What needs to be done ▸
Write out each line of every row below as a JSON list of strings, one string per line, with blank lines left out.
————
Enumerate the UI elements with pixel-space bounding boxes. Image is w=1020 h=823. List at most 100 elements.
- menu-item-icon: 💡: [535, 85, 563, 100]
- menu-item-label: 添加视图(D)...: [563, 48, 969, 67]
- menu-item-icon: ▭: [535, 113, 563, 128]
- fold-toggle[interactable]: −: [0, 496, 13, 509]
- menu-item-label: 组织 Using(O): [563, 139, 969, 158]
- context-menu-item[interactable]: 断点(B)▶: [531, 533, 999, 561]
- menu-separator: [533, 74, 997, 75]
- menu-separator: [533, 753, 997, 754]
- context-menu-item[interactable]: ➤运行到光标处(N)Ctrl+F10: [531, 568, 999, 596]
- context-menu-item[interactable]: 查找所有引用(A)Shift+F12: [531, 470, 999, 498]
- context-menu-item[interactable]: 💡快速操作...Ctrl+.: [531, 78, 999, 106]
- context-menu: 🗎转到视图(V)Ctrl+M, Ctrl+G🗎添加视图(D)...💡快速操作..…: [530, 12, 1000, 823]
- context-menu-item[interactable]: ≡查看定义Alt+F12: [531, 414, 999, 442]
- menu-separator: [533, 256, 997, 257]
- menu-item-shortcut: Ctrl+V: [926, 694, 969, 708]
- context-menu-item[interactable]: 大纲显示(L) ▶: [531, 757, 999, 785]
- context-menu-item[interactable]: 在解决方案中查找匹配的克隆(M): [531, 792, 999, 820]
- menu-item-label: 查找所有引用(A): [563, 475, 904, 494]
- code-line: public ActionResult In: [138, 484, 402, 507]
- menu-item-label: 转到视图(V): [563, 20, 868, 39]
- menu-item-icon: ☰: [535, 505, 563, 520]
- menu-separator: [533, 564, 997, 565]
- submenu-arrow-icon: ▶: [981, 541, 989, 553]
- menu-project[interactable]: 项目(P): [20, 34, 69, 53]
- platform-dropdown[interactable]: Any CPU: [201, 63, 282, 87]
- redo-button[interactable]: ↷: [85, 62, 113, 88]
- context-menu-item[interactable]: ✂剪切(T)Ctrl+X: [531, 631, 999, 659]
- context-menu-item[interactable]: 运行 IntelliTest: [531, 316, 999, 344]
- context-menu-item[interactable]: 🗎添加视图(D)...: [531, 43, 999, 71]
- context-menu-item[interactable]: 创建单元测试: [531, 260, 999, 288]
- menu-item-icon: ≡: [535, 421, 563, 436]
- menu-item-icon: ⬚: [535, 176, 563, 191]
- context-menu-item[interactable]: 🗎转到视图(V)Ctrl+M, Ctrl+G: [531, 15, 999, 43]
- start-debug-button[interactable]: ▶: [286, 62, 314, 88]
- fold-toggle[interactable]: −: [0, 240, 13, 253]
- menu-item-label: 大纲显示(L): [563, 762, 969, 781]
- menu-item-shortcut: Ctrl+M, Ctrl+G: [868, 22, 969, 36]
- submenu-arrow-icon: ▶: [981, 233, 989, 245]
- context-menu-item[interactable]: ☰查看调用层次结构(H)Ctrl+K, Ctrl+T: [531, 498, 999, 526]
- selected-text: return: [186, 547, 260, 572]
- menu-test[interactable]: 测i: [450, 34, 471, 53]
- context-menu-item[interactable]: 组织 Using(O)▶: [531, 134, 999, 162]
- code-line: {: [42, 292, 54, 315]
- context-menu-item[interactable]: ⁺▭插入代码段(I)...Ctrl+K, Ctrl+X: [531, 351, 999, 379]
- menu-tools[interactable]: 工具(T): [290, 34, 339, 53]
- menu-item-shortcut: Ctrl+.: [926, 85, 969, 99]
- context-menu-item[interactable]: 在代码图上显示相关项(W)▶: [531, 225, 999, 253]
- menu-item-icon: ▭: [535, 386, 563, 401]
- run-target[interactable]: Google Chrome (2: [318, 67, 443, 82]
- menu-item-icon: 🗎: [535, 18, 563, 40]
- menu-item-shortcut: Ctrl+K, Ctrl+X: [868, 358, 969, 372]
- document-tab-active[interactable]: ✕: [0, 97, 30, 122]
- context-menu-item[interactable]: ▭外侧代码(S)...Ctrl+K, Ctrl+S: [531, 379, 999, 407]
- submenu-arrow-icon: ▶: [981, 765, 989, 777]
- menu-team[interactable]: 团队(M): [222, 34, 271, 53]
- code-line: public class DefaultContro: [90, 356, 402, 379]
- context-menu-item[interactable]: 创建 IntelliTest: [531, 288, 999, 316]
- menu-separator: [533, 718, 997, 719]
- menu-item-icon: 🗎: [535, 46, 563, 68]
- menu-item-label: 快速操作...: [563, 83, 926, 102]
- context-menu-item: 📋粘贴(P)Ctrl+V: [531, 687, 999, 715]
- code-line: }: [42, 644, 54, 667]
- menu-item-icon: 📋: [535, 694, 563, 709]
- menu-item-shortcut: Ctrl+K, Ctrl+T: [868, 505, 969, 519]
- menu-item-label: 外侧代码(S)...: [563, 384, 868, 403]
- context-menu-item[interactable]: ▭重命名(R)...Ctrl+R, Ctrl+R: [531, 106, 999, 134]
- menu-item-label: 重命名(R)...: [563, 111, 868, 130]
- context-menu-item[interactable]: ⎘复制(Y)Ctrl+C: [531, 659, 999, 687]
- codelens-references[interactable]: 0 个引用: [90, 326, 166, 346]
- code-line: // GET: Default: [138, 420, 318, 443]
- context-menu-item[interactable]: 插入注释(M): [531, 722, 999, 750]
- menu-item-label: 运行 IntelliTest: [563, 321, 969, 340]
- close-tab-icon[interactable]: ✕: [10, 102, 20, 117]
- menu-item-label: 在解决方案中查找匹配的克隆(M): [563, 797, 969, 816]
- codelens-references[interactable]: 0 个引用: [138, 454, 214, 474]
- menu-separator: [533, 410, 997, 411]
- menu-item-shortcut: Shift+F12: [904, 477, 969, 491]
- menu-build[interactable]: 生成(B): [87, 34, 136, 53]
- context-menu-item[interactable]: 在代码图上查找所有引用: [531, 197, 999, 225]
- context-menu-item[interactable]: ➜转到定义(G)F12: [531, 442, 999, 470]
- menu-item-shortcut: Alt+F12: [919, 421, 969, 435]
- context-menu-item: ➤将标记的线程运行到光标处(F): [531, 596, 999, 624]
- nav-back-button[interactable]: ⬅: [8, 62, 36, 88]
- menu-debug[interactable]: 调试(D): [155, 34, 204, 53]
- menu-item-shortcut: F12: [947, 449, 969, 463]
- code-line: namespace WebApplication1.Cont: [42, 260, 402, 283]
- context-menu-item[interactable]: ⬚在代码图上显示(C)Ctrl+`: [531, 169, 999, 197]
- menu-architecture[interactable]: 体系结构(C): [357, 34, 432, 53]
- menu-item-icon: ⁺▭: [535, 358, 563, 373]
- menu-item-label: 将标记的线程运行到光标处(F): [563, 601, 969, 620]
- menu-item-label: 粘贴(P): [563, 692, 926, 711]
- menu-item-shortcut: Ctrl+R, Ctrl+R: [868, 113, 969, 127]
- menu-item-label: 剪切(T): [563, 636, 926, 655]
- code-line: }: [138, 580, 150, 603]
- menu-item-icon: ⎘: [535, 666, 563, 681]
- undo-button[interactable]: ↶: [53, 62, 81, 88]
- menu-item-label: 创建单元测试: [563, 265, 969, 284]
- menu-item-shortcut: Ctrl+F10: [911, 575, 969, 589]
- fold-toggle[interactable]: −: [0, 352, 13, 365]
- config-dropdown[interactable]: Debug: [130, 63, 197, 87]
————
Result of the exercise ▸
[
  "Enumerate the UI elements with pixel-space bounding boxes. Image is w=1020 h=823. List at most 100 elements.",
  "- menu-item-icon: 💡: [535, 85, 563, 100]",
  "- menu-item-label: 添加视图(D)...: [563, 48, 969, 67]",
  "- menu-item-icon: ▭: [535, 113, 563, 128]",
  "- fold-toggle[interactable]: −: [0, 496, 13, 509]",
  "- menu-item-label: 组织 Using(O): [563, 139, 969, 158]",
  "- context-menu-item[interactable]: 断点(B)▶: [531, 533, 999, 561]",
  "- menu-separator: [533, 74, 997, 75]",
  "- menu-separator: [533, 753, 997, 754]",
  "- context-menu-item[interactable]: ➤运行到光标处(N)Ctrl+F10: [531, 568, 999, 596]",
  "- context-menu-item[interactable]: 查找所有引用(A)Shift+F12: [531, 470, 999, 498]",
  "- context-menu-item[interactable]: 💡快速操作...Ctrl+.: [531, 78, 999, 106]",
  "- context-menu: 🗎转到视图(V)Ctrl+M, Ctrl+G🗎添加视图(D)...💡快速操作..…: [530, 12, 1000, 823]",
  "- context-menu-item[interactable]: ≡查看定义Alt+F12: [531, 414, 999, 442]",
  "- menu-separator: [533, 256, 997, 257]",
  "- menu-item-shortcut: Ctrl+V: [926, 694, 969, 708]",
  "- context-menu-item[interactable]: 大纲显示(L) ▶: [531, 757, 999, 785]",
  "- context-menu-item[interactable]: 在解决方案中查找匹配的克隆(M): [531, 792, 999, 820]",
  "- menu-item-label: 查找所有引用(A): [563, 475, 904, 494]",
  "- code-line: public ActionResult In: [138, 484, 402, 507]",
  "- menu-item-label: 转到视图(V): [563, 20, 868, 39]",
  "- menu-item-icon: ☰: [535, 505, 563, 520]",
  "- menu-separator: [533, 564, 997, 565]",
  "- submenu-arrow-icon: ▶: [981, 541, 989, 553]",
  "- menu-project[interactable]: 项目(P): [20, 34, 69, 53]",
  "- platform-dropdown[interactable]: Any CPU: [201, 63, 282, 87]",
  "- redo-button[interactable]: ↷: [85, 62, 113, 88]",
  "- context-menu-item[interactable]: ✂剪切(T)Ctrl+X: [531, 631, 999, 659]",
  "- context-menu-item[interactable]: 运行 IntelliTest: [531, 316, 999, 344]",
  "- context-menu-item[interactable]: 🗎添加视图(D)...: [531, 43, 999, 71]",
  "- context-menu-item[interactable]: 创建单元测试: [531, 260, 999, 288]",
  "- menu-item-icon: ≡: [535, 421, 563, 436]",
  "- menu-item-icon: ⬚: [535, 176, 563, 191]",
  "- context-menu-item[interactable]: 🗎转到视图(V)Ctrl+M, Ctrl+G: [531, 15, 999, 43]",
  "- start-debug-button[interactable]: ▶: [286, 62, 314, 88]",
  "- fold-toggle[interactable]: −: [0, 240, 13, 253]",
  "- menu-item-label: 大纲显示(L): [563, 762, 969, 781]",
  "- menu-item-shortcut: Ctrl+M, Ctrl+G: [868, 22, 969, 36]",
  "- submenu-arrow-icon: ▶: [981, 233, 989, 245]",
  "- context-menu-item[interactable]: ☰查看调用层次结构(H)Ctrl+K, Ctrl+T: [531, 498, 999, 526]",
  "- selected-text: return: [186, 547, 260, 572]",
  "- menu-test[interactable]: 测i: [450, 34, 471, 53]",
  "- context-menu-item[interactable]: 组织 Using(O)▶: [531, 134, 999, 162]",
  "- code-line: {: [42, 292, 54, 315]",
  "- context-menu-item[interactable]: ⁺▭插入代码段(I)...Ctrl+K, Ctrl+X: [531, 351, 999, 379]",
  "- menu-tools[interactable]: 工具(T): [290, 34, 339, 53]",
  "- menu-item-shortcut: Ctrl+.: [926, 85, 969, 99]",
  "- context-menu-item[interactable]: 在代码图上显示相关项(W)▶: [531, 225, 999, 253]",
  "- menu-item-icon: ▭: [535, 386, 563, 401]",
  "- run-target[interactable]: Google Chrome (2: [318, 67, 443, 82]",
  "- menu-item-icon: 🗎: [535, 18, 563, 40]",
  "- menu-item-shortcut: Ctrl+K, Ctrl+X: [868, 358, 969, 372]",
  "- document-tab-active[interactable]: ✕: [0, 97, 30, 122]",
  "- context-menu-item[interactable]: ▭外侧代码(S)...Ctrl+K, Ctrl+S: [531, 379, 999, 407]",
  "- submenu-arrow-icon: ▶: [981, 765, 989, 777]",
  "- menu-team[interactable]: 团队(M): [222, 34, 271, 53]",
  "- code-line: public class DefaultContro: [90, 356, 402, 379]",
  "- context-menu-item[interactable]: 创建 IntelliTest: [531, 288, 999, 316]",
  "- menu-separator: [533, 718, 997, 719]",
  "- menu-item-icon: 🗎: [535, 46, 563, 68]",
  "- menu-item-label: 快速操作...: [563, 83, 926, 102]",
  "- context-menu-item: 📋粘贴(P)Ctrl+V: [531, 687, 999, 715]",
  "- code-line: }: [42, 644, 54, 667]",
  "- menu-item-icon: 📋: [535, 694, 563, 709]",
  "- menu-item-shortcut: Ctrl+K, Ctrl+T: [868, 505, 969, 519]",
  "- menu-item-label: 外侧代码(S)...: [563, 384, 868, 403]",
  "- context-menu-item[interactable]: ▭重命名(R)...Ctrl+R, Ctrl+R: [531, 106, 999, 134]",
  "- menu-item-label: 重命名(R)...: [563, 111, 868, 130]",
  "- context-menu-item[interactable]: ⎘复制(Y)Ctrl+C: [531, 659, 999, 687]",
  "- codelens-references[interactable]: 0 个引用: [90, 326, 166, 346]",
  "- code-line: // GET: Default: [138, 420, 318, 443]",
  "- context-menu-item[interactable]: 插入注释(M): [531, 722, 999, 750]",
  "- menu-item-label: 运行 IntelliTest: [563, 321, 969, 340]",
  "- close-tab-icon[interactable]: ✕: [10, 102, 20, 117]",
  "- menu-item-label: 在解决方案中查找匹配的克隆(M): [563, 797, 969, 816]",
  "- codelens-references[interactable]: 0 个引用: [138, 454, 214, 474]",
  "- menu-separator: [533, 410, 997, 411]",
  "- menu-item-shortcut: Shift+F12: [904, 477, 969, 491]",
  "- menu-build[interactable]: 生成(B): [87, 34, 136, 53]",
  "- context-menu-item[interactable]: 在代码图上查找所有引用: [531, 197, 999, 225]",
  "- context-menu-item[interactable]: ➜转到定义(G)F12: [531, 442, 999, 470]",
  "- menu-item-shortcut: Alt+F12: [919, 421, 969, 435]",
  "- context-menu-item: ➤将标记的线程运行到光标处(F): [531, 596, 999, 624]",
  "- nav-back-button[interactable]: ⬅: [8, 62, 36, 88]",
  "- menu-debug[interactable]: 调试(D): [155, 34, 204, 53]",
  "- menu-item-shortcut: F12: [947, 449, 969, 463]",
  "- code-line: namespace WebApplication1.Cont: [42, 260, 402, 283]",
  "- context-menu-item[interactable]: ⬚在代码图上显示(C)Ctrl+`: [531, 169, 999, 197]",
  "- menu-architecture[interactable]: 体系结构(C): [357, 34, 432, 53]",
  "- menu-item-icon: ⁺▭: [535, 358, 563, 373]",
  "- menu-item-label: 将标记的线程运行到光标处(F): [563, 601, 969, 620]",
  "- menu-item-label: 粘贴(P): [563, 692, 926, 711]",
  "- menu-item-shortcut: Ctrl+R, Ctrl+R: [868, 113, 969, 127]",
  "- menu-item-label: 剪切(T): [563, 636, 926, 655]",
  "- code-line: }: [138, 580, 150, 603]",
  "- menu-item-icon: ⎘: [535, 666, 563, 681]",
  "- undo-button[interactable]: ↶: [53, 62, 81, 88]",
  "- menu-item-label: 创建单元测试: [563, 265, 969, 284]",
  "- menu-item-shortcut: Ctrl+F10: [911, 575, 969, 589]",
  "- fold-toggle[interactable]: −: [0, 352, 13, 365]",
  "- config-dropdown[interactable]: Debug: [130, 63, 197, 87]"
]